Set exercise → In the material below, list every line carrying the string "badge".

Stored data:
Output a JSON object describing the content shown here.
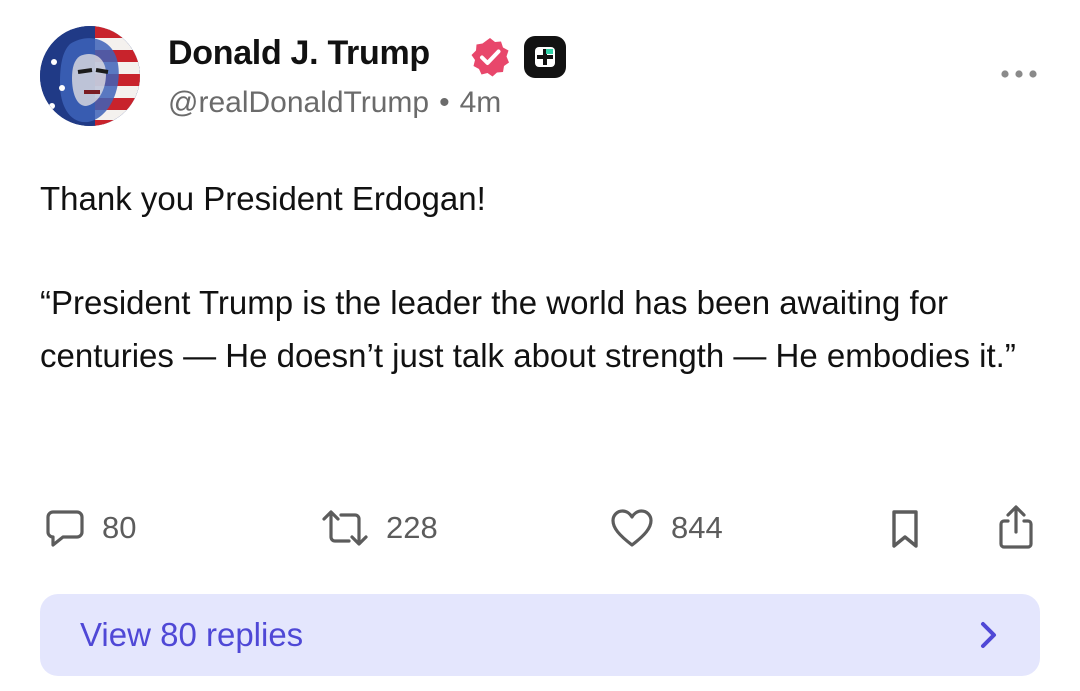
{
  "author": {
    "display_name": "Donald J. Trump",
    "handle": "@realDonaldTrump",
    "separator": "•",
    "time_ago": "4m",
    "verified": true
  },
  "post": {
    "paragraphs": [
      "Thank you President Erdogan!",
      "“President Trump is the leader the world has been awaiting for centuries — He doesn’t just talk about strength — He embodies it.”"
    ]
  },
  "actions": {
    "replies": "80",
    "reposts": "228",
    "likes": "844"
  },
  "replies_button": {
    "label": "View 80 replies"
  },
  "icons": {
    "avatar": "avatar-portrait",
    "verified": "verified-badge-icon",
    "plus": "plus-badge-icon",
    "more": "more-icon",
    "reply": "comment-icon",
    "repost": "repost-icon",
    "like": "heart-icon",
    "bookmark": "bookmark-icon",
    "share": "share-icon",
    "chevron": "chevron-right-icon"
  },
  "colors": {
    "text": "#111111",
    "muted": "#6b6b6b",
    "verified": "#e8476b",
    "replies_bg": "#e4e6fd",
    "replies_text": "#4f48d6"
  }
}
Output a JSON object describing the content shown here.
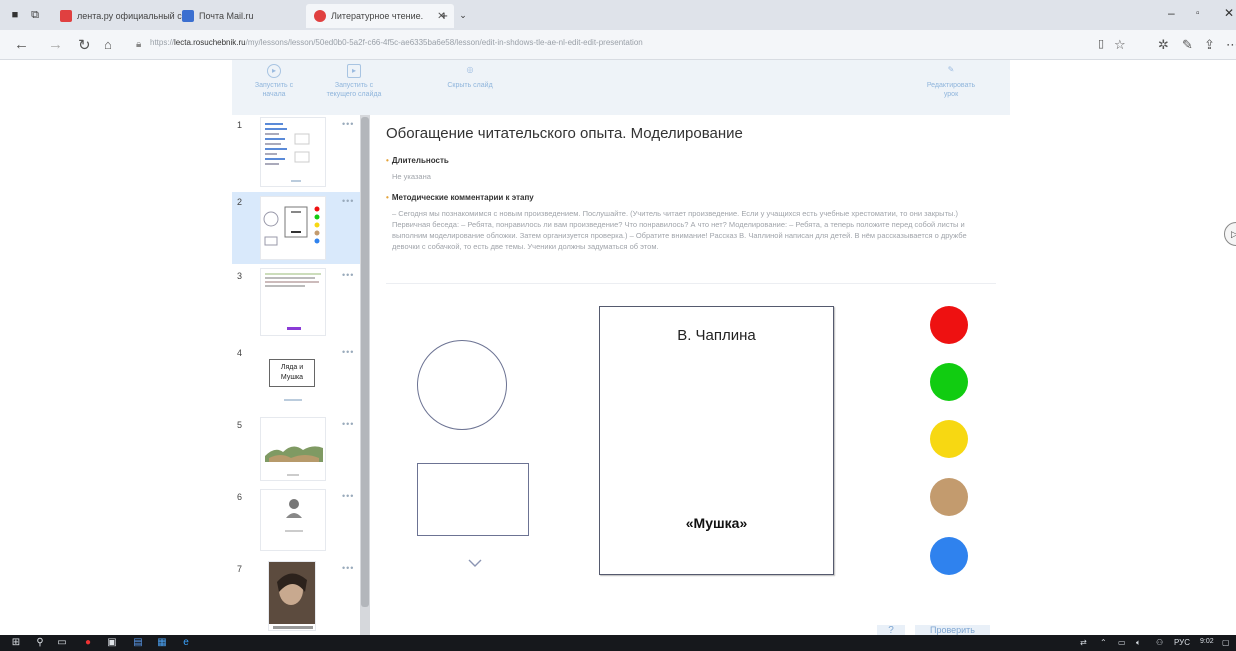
{
  "browser": {
    "tabs": [
      {
        "label": "лента.ру официальный сай",
        "icon": "yandex-icon"
      },
      {
        "label": "Почта Mail.ru",
        "icon": "mail-icon"
      },
      {
        "label": "Литературное чтение.",
        "icon": "lesson-icon",
        "active": true
      }
    ],
    "url_prefix": "https://",
    "url_domain": "lecta.rosuchebnik.ru",
    "url_rest": "/my/lessons/lesson/50ed0b0-5a2f-c66-4f5c-ae6335ba6e58/lesson/edit-in-shdows-tle-ae-nl-edit-edit-presentation",
    "colors": {
      "accent": "#4a90d9",
      "tab_fav": "#e04040"
    }
  },
  "toolbar": {
    "start_label": "Запустить с начала",
    "start_current_label": "Запустить с текущего слайда",
    "hide_slide_label": "Скрыть слайд",
    "edit_label": "Редактировать урок"
  },
  "sidebar": {
    "slides": [
      {
        "num": "1",
        "dots": "•••"
      },
      {
        "num": "2",
        "dots": "•••"
      },
      {
        "num": "3",
        "dots": "•••"
      },
      {
        "num": "4",
        "dots": "•••",
        "text": "Ляда и Мушка"
      },
      {
        "num": "5",
        "dots": "•••"
      },
      {
        "num": "6",
        "dots": "•••"
      },
      {
        "num": "7",
        "dots": "•••"
      }
    ]
  },
  "main": {
    "title": "Обогащение читательского опыта. Моделирование",
    "duration_heading": "Длительность",
    "duration_value": "Не указана",
    "comments_heading": "Методические комментарии к этапу",
    "comments_text": "– Сегодня мы познакомимся с новым произведением. Послушайте. (Учитель читает произведение. Если у учащихся есть учебные хрестоматии, то они закрыты.) Первичная беседа: – Ребята, понравилось ли вам произведение? Что понравилось? А что нет? Моделирование: – Ребята, а теперь положите перед собой листы и выполним моделирование обложки. Затем организуется проверка.) – Обратите внимание! Рассказ В. Чаплиной написан для детей. В нём рассказывается о дружбе девочки с собачкой, то есть две темы. Ученики должны задуматься об этом.",
    "book_author": "В. Чаплина",
    "book_title": "«Мушка»",
    "dot_colors": [
      "#ee1111",
      "#11cc11",
      "#f7d812",
      "#c39b6e",
      "#2f82ee"
    ],
    "help_label": "?",
    "next_label": "Проверить"
  },
  "taskbar": {
    "lang": "РУС",
    "time": "9:02"
  }
}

Result of the task →
    "verified": "verified-badge-icon",
    "plus": "plus-badge-icon",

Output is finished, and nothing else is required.